§ Given exercise
Keep the pictures out and restate every record exactly.

§ Material supplied
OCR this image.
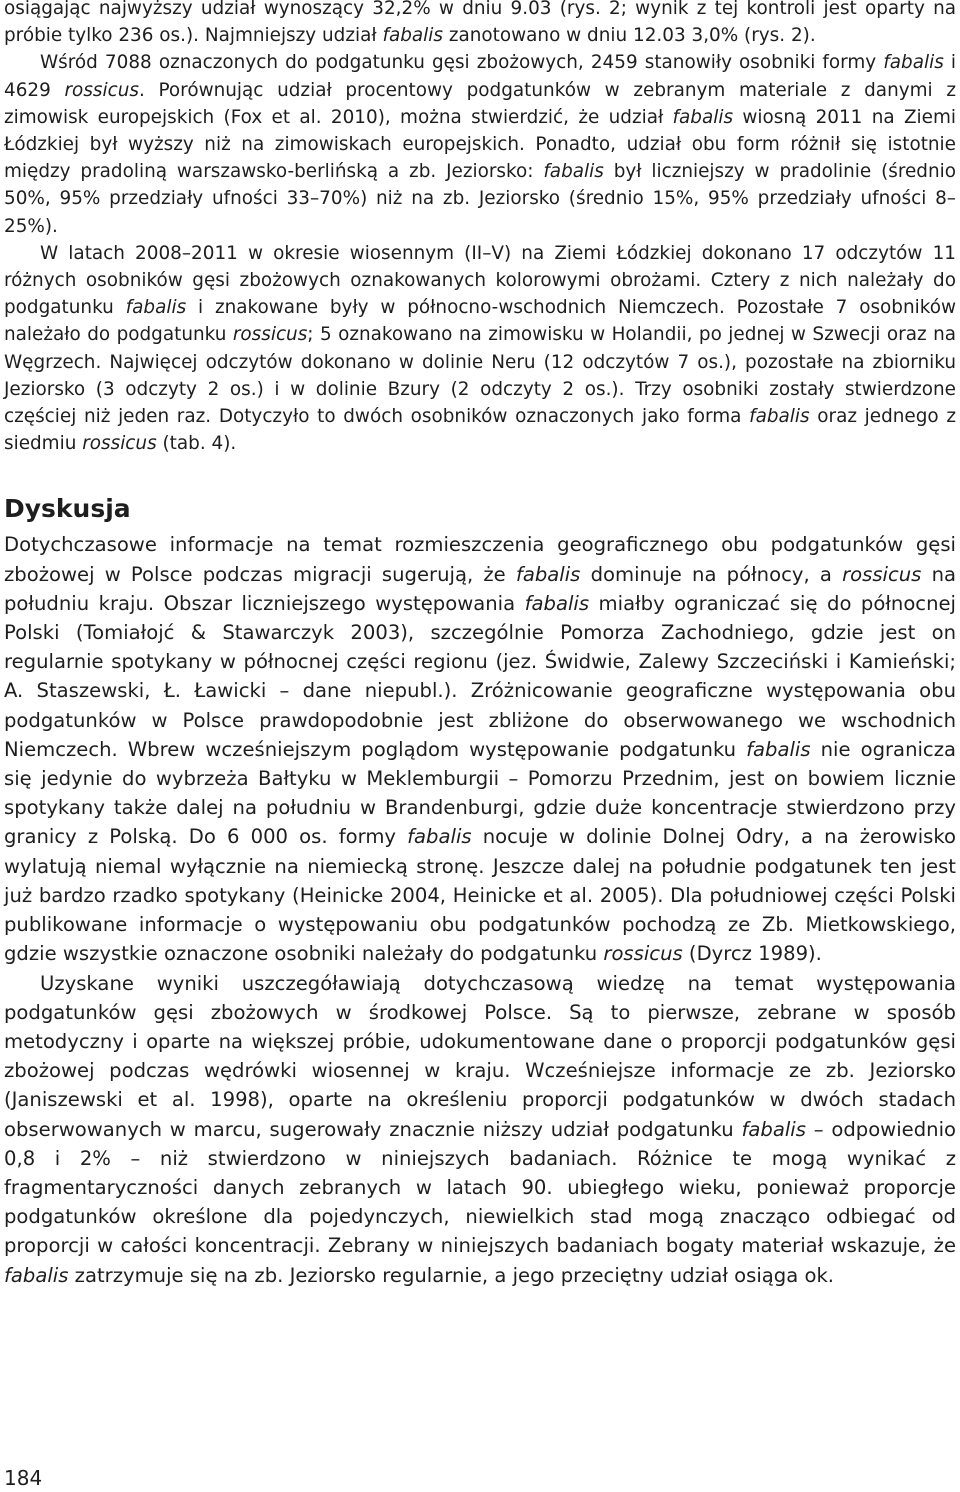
osiągając najwyższy udział wynoszący 32,2% w dniu 9.03 (rys. 2; wynik z tej kontroli jest oparty na próbie tylko 236 os.). Najmniejszy udział fabalis zanotowano w dniu 12.03 3,0% (rys. 2).

Wśród 7088 oznaczonych do podgatunku gęsi zbożowych, 2459 stanowiły osobniki formy fabalis i 4629 rossicus. Porównując udział procentowy podgatunków w zebranym materiale z danymi z zimowisk europejskich (Fox et al. 2010), można stwierdzić, że udział fabalis wiosną 2011 na Ziemi Łódzkiej był wyższy niż na zimowiskach europejskich. Ponadto, udział obu form różnił się istotnie między pradoliną warszawsko-berlińską a zb. Jeziorsko: fabalis był liczniejszy w pradolinie (średnio 50%, 95% przedziały ufności 33–70%) niż na zb. Jeziorsko (średnio 15%, 95% przedziały ufności 8–25%).

W latach 2008–2011 w okresie wiosennym (II–V) na Ziemi Łódzkiej dokonano 17 odczytów 11 różnych osobników gęsi zbożowych oznakowanych kolorowymi obrożami. Cztery z nich należały do podgatunku fabalis i znakowane były w północno-wschodnich Niemczech. Pozostałe 7 osobników należało do podgatunku rossicus; 5 oznakowano na zimowisku w Holandii, po jednej w Szwecji oraz na Węgrzech. Najwięcej odczytów dokonano w dolinie Neru (12 odczytów 7 os.), pozostałe na zbiorniku Jeziorsko (3 odczyty 2 os.) i w dolinie Bzury (2 odczyty 2 os.). Trzy osobniki zostały stwierdzone częściej niż jeden raz. Dotyczyło to dwóch osobników oznaczonych jako forma fabalis oraz jednego z siedmiu rossicus (tab. 4).

Dyskusja

Dotychczasowe informacje na temat rozmieszczenia geograficznego obu podgatunków gęsi zbożowej w Polsce podczas migracji sugerują, że fabalis dominuje na północy, a rossicus na południu kraju. Obszar liczniejszego występowania fabalis miałby ograniczać się do północnej Polski (Tomiałojć & Stawarczyk 2003), szczególnie Pomorza Zachodniego, gdzie jest on regularnie spotykany w północnej części regionu (jez. Świdwie, Zalewy Szczeciński i Kamieński; A. Staszewski, Ł. Ławicki – dane niepubl.). Zróżnicowanie geograficzne występowania obu podgatunków w Polsce prawdopodobnie jest zbliżone do obserwowanego we wschodnich Niemczech. Wbrew wcześniejszym poglądom występowanie podgatunku fabalis nie ogranicza się jedynie do wybrzeża Bałtyku w Meklemburgii – Pomorzu Przednim, jest on bowiem licznie spotykany także dalej na południu w Brandenburgi, gdzie duże koncentracje stwierdzono przy granicy z Polską. Do 6 000 os. formy fabalis nocuje w dolinie Dolnej Odry, a na żerowisko wylatują niemal wyłącznie na niemiecką stronę. Jeszcze dalej na południe podgatunek ten jest już bardzo rzadko spotykany (Heinicke 2004, Heinicke et al. 2005). Dla południowej części Polski publikowane informacje o występowaniu obu podgatunków pochodzą ze Zb. Mietkowskiego, gdzie wszystkie oznaczone osobniki należały do podgatunku rossicus (Dyrcz 1989).

Uzyskane wyniki uszczegóławiają dotychczasową wiedzę na temat występowania podgatunków gęsi zbożowych w środkowej Polsce. Są to pierwsze, zebrane w sposób metodyczny i oparte na większej próbie, udokumentowane dane o proporcji podgatunków gęsi zbożowej podczas wędrówki wiosennej w kraju. Wcześniejsze informacje ze zb. Jeziorsko (Janiszewski et al. 1998), oparte na określeniu proporcji podgatunków w dwóch stadach obserwowanych w marcu, sugerowały znacznie niższy udział podgatunku fabalis – odpowiednio 0,8 i 2% – niż stwierdzono w niniejszych badaniach. Różnice te mogą wynikać z fragmentaryczności danych zebranych w latach 90. ubiegłego wieku, ponieważ proporcje podgatunków określone dla pojedynczych, niewielkich stad mogą znacząco odbiegać od proporcji w całości koncentracji. Zebrany w niniejszych badaniach bogaty materiał wskazuje, że fabalis zatrzymuje się na zb. Jeziorsko regularnie, a jego przeciętny udział osiąga ok.

184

§ Written reply
OCR this image.
osiągając najwyższy udział wynoszący 32,2% w dniu 9.03 (rys. 2; wynik z tej kontroli jest oparty na próbie tylko 236 os.). Najmniejszy udział fabalis zanotowano w dniu 12.03 3,0% (rys. 2).

Wśród 7088 oznaczonych do podgatunku gęsi zbożowych, 2459 stanowiły osobniki formy fabalis i 4629 rossicus. Porównując udział procentowy podgatunków w zebranym materiale z danymi z zimowisk europejskich (Fox et al. 2010), można stwierdzić, że udział fabalis wiosną 2011 na Ziemi Łódzkiej był wyższy niż na zimowiskach europejskich. Ponadto, udział obu form różnił się istotnie między pradoliną warszawsko-berlińską a zb. Jeziorsko: fabalis był liczniejszy w pradolinie (średnio 50%, 95% przedziały ufności 33–70%) niż na zb. Jeziorsko (średnio 15%, 95% przedziały ufności 8–25%).

W latach 2008–2011 w okresie wiosennym (II–V) na Ziemi Łódzkiej dokonano 17 odczytów 11 różnych osobników gęsi zbożowych oznakowanych kolorowymi obrożami. Cztery z nich należały do podgatunku fabalis i znakowane były w północno-wschodnich Niemczech. Pozostałe 7 osobników należało do podgatunku rossicus; 5 oznakowano na zimowisku w Holandii, po jednej w Szwecji oraz na Węgrzech. Najwięcej odczytów dokonano w dolinie Neru (12 odczytów 7 os.), pozostałe na zbiorniku Jeziorsko (3 odczyty 2 os.) i w dolinie Bzury (2 odczyty 2 os.). Trzy osobniki zostały stwierdzone częściej niż jeden raz. Dotyczyło to dwóch osobników oznaczonych jako forma fabalis oraz jednego z siedmiu rossicus (tab. 4).

Dyskusja

Dotychczasowe informacje na temat rozmieszczenia geograficznego obu podgatunków gęsi zbożowej w Polsce podczas migracji sugerują, że fabalis dominuje na północy, a rossicus na południu kraju. Obszar liczniejszego występowania fabalis miałby ograniczać się do północnej Polski (Tomiałojć & Stawarczyk 2003), szczególnie Pomorza Zachodniego, gdzie jest on regularnie spotykany w północnej części regionu (jez. Świdwie, Zalewy Szczeciński i Kamieński; A. Staszewski, Ł. Ławicki – dane niepubl.). Zróżnicowanie geograficzne występowania obu podgatunków w Polsce prawdopodobnie jest zbliżone do obserwowanego we wschodnich Niemczech. Wbrew wcześniejszym poglądom występowanie podgatunku fabalis nie ogranicza się jedynie do wybrzeża Bałtyku w Meklemburgii – Pomorzu Przednim, jest on bowiem licznie spotykany także dalej na południu w Brandenburgi, gdzie duże koncentracje stwierdzono przy granicy z Polską. Do 6 000 os. formy fabalis nocuje w dolinie Dolnej Odry, a na żerowisko wylatują niemal wyłącznie na niemiecką stronę. Jeszcze dalej na południe podgatunek ten jest już bardzo rzadko spotykany (Heinicke 2004, Heinicke et al. 2005). Dla południowej części Polski publikowane informacje o występowaniu obu podgatunków pochodzą ze Zb. Mietkowskiego, gdzie wszystkie oznaczone osobniki należały do podgatunku rossicus (Dyrcz 1989).

Uzyskane wyniki uszczegóławiają dotychczasową wiedzę na temat występowania podgatunków gęsi zbożowych w środkowej Polsce. Są to pierwsze, zebrane w sposób metodyczny i oparte na większej próbie, udokumentowane dane o proporcji podgatunków gęsi zbożowej podczas wędrówki wiosennej w kraju. Wcześniejsze informacje ze zb. Jeziorsko (Janiszewski et al. 1998), oparte na określeniu proporcji podgatunków w dwóch stadach obserwowanych w marcu, sugerowały znacznie niższy udział podgatunku fabalis – odpowiednio 0,8 i 2% – niż stwierdzono w niniejszych badaniach. Różnice te mogą wynikać z fragmentaryczności danych zebranych w latach 90. ubiegłego wieku, ponieważ proporcje podgatunków określone dla pojedynczych, niewielkich stad mogą znacząco odbiegać od proporcji w całości koncentracji. Zebrany w niniejszych badaniach bogaty materiał wskazuje, że fabalis zatrzymuje się na zb. Jeziorsko regularnie, a jego przeciętny udział osiąga ok.

184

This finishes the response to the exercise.